**Records to use**.
--------------------

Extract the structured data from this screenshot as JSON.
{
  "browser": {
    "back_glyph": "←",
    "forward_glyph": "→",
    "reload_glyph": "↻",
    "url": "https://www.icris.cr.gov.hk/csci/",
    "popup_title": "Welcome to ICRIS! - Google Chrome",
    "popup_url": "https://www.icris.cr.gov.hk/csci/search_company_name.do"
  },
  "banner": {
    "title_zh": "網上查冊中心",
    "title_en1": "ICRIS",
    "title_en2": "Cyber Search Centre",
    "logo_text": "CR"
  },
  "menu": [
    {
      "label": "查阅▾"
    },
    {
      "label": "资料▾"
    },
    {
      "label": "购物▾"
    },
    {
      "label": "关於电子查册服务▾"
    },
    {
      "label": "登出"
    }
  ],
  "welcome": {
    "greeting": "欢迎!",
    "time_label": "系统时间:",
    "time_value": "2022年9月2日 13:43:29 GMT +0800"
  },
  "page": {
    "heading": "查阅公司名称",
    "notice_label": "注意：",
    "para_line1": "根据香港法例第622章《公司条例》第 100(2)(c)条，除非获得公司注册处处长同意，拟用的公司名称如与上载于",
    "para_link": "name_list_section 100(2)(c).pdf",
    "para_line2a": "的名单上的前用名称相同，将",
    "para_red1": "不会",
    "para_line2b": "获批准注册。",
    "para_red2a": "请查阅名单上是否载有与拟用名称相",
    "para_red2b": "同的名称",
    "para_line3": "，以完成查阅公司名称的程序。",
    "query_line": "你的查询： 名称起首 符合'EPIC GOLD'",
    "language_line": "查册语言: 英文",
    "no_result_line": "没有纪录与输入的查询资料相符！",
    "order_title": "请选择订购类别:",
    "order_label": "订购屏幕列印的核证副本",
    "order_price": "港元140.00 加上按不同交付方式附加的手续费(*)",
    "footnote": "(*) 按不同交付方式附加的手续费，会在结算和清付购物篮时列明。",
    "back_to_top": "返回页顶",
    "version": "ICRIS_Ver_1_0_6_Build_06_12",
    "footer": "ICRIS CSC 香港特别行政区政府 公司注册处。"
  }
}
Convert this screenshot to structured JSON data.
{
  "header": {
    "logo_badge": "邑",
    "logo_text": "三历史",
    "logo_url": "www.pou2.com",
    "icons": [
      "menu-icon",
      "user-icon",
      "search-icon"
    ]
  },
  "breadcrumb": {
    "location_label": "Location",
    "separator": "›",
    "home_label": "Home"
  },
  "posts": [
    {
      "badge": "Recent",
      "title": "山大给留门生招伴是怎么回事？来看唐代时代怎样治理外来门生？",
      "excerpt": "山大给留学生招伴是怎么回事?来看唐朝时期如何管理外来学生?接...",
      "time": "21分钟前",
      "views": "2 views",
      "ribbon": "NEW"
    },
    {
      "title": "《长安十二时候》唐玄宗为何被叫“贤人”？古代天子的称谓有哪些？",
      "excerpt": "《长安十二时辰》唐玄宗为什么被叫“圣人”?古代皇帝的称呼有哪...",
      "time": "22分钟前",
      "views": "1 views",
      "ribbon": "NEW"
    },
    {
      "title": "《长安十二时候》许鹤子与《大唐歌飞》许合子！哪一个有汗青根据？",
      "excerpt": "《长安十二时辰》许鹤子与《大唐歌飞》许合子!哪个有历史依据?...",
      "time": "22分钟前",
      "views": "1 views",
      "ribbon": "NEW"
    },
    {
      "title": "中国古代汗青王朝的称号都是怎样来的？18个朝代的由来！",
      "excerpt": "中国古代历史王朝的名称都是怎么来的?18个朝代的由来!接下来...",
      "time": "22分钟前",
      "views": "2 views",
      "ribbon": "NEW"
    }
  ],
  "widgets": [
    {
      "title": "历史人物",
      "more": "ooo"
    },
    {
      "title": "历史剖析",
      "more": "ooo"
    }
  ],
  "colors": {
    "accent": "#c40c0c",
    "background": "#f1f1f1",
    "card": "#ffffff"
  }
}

--------------------

Reproduce the listing shown above in its entirety, exactly.

**Task result**.
Extract the structured data from this screenshot as JSON.
{
  "browser": {
    "back_glyph": "←",
    "forward_glyph": "→",
    "reload_glyph": "↻",
    "url": "https://www.icris.cr.gov.hk/csci/",
    "popup_title": "Welcome to ICRIS! - Google Chrome",
    "popup_url": "https://www.icris.cr.gov.hk/csci/search_company_name.do"
  },
  "banner": {
    "title_zh": "網上查冊中心",
    "title_en1": "ICRIS",
    "title_en2": "Cyber Search Centre",
    "logo_text": "CR"
  },
  "menu": [
    {
      "label": "查阅▾"
    },
    {
      "label": "资料▾"
    },
    {
      "label": "购物▾"
    },
    {
      "label": "关於电子查册服务▾"
    },
    {
      "label": "登出"
    }
  ],
  "welcome": {
    "greeting": "欢迎!",
    "time_label": "系统时间:",
    "time_value": "2022年9月2日 13:43:29 GMT +0800"
  },
  "page": {
    "heading": "查阅公司名称",
    "notice_label": "注意：",
    "para_line1": "根据香港法例第622章《公司条例》第 100(2)(c)条，除非获得公司注册处处长同意，拟用的公司名称如与上载于",
    "para_link": "name_list_section 100(2)(c).pdf",
    "para_line2a": "的名单上的前用名称相同，将",
    "para_red1": "不会",
    "para_line2b": "获批准注册。",
    "para_red2a": "请查阅名单上是否载有与拟用名称相",
    "para_red2b": "同的名称",
    "para_line3": "，以完成查阅公司名称的程序。",
    "query_line": "你的查询： 名称起首 符合'EPIC GOLD'",
    "language_line": "查册语言: 英文",
    "no_result_line": "没有纪录与输入的查询资料相符！",
    "order_title": "请选择订购类别:",
    "order_label": "订购屏幕列印的核证副本",
    "order_price": "港元140.00 加上按不同交付方式附加的手续费(*)",
    "footnote": "(*) 按不同交付方式附加的手续费，会在结算和清付购物篮时列明。",
    "back_to_top": "返回页顶",
    "version": "ICRIS_Ver_1_0_6_Build_06_12",
    "footer": "ICRIS CSC 香港特别行政区政府 公司注册处。"
  }
}
Convert this screenshot to structured JSON data.
{
  "header": {
    "logo_badge": "邑",
    "logo_text": "三历史",
    "logo_url": "www.pou2.com",
    "icons": [
      "menu-icon",
      "user-icon",
      "search-icon"
    ]
  },
  "breadcrumb": {
    "location_label": "Location",
    "separator": "›",
    "home_label": "Home"
  },
  "posts": [
    {
      "badge": "Recent",
      "title": "山大给留门生招伴是怎么回事？来看唐代时代怎样治理外来门生？",
      "excerpt": "山大给留学生招伴是怎么回事?来看唐朝时期如何管理外来学生?接...",
      "time": "21分钟前",
      "views": "2 views",
      "ribbon": "NEW"
    },
    {
      "title": "《长安十二时候》唐玄宗为何被叫“贤人”？古代天子的称谓有哪些？",
      "excerpt": "《长安十二时辰》唐玄宗为什么被叫“圣人”?古代皇帝的称呼有哪...",
      "time": "22分钟前",
      "views": "1 views",
      "ribbon": "NEW"
    },
    {
      "title": "《长安十二时候》许鹤子与《大唐歌飞》许合子！哪一个有汗青根据？",
      "excerpt": "《长安十二时辰》许鹤子与《大唐歌飞》许合子!哪个有历史依据?...",
      "time": "22分钟前",
      "views": "1 views",
      "ribbon": "NEW"
    },
    {
      "title": "中国古代汗青王朝的称号都是怎样来的？18个朝代的由来！",
      "excerpt": "中国古代历史王朝的名称都是怎么来的?18个朝代的由来!接下来...",
      "time": "22分钟前",
      "views": "2 views",
      "ribbon": "NEW"
    }
  ],
  "widgets": [
    {
      "title": "历史人物",
      "more": "ooo"
    },
    {
      "title": "历史剖析",
      "more": "ooo"
    }
  ],
  "colors": {
    "accent": "#c40c0c",
    "background": "#f1f1f1",
    "card": "#ffffff"
  }
}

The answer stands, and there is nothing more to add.